WHAT IS ASKED — Separate out the lines that hold "achieve".

** start LISTING **

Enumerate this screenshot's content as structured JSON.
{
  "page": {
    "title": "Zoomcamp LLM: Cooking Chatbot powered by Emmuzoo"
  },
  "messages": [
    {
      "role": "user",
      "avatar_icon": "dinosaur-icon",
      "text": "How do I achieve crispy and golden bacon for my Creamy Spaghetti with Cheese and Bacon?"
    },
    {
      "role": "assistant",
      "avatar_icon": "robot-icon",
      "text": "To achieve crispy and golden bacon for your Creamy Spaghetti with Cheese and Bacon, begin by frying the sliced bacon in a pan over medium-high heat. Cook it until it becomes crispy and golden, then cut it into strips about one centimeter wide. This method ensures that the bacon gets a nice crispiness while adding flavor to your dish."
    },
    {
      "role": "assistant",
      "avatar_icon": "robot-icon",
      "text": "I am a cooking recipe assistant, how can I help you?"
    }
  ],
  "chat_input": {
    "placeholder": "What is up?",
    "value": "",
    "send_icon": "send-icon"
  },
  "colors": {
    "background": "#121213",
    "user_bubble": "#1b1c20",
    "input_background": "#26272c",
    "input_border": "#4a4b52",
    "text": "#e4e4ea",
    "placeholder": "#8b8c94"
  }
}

** end LISTING **
** start LISTING **

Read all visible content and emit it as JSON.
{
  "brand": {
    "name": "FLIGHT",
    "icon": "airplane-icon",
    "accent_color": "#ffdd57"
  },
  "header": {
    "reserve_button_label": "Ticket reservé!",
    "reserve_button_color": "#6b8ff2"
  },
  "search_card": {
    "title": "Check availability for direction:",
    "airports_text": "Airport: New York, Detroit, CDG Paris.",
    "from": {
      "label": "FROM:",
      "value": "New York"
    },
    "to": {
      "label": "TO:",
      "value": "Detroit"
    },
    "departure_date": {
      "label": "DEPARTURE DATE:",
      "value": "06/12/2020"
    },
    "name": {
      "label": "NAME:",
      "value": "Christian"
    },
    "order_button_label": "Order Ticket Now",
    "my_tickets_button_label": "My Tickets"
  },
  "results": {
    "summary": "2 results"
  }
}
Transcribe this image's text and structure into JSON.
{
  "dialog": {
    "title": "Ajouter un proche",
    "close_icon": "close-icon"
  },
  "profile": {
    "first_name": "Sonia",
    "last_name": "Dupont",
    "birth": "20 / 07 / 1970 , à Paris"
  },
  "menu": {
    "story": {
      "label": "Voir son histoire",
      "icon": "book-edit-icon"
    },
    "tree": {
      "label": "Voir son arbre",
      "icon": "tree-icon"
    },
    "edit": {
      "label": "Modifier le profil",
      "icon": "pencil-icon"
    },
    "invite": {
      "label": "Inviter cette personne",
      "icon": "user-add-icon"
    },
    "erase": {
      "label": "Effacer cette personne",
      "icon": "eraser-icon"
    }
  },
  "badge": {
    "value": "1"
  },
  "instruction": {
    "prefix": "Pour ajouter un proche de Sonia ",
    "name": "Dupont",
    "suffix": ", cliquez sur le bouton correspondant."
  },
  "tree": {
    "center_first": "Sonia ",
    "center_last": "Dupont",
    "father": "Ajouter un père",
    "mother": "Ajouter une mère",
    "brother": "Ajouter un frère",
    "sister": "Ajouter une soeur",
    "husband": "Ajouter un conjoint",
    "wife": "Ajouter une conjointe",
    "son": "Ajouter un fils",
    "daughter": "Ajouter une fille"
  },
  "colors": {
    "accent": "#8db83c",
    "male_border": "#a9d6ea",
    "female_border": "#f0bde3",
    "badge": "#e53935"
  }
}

** end LISTING **

RESPONSE TO THIS EXERCISE —
      "text": "How do I achieve crispy and golden bacon for my Creamy Spaghetti with Cheese and Bacon?"
      "text": "To achieve crispy and golden bacon for your Creamy Spaghetti with Cheese and Bacon, begin by frying the sliced bacon in a pan over medium-high heat. Cook it until it becomes crispy and golden, then cut it into strips about one centimeter wide. This method ensures that the bacon gets a nice crispiness while adding flavor to your dish."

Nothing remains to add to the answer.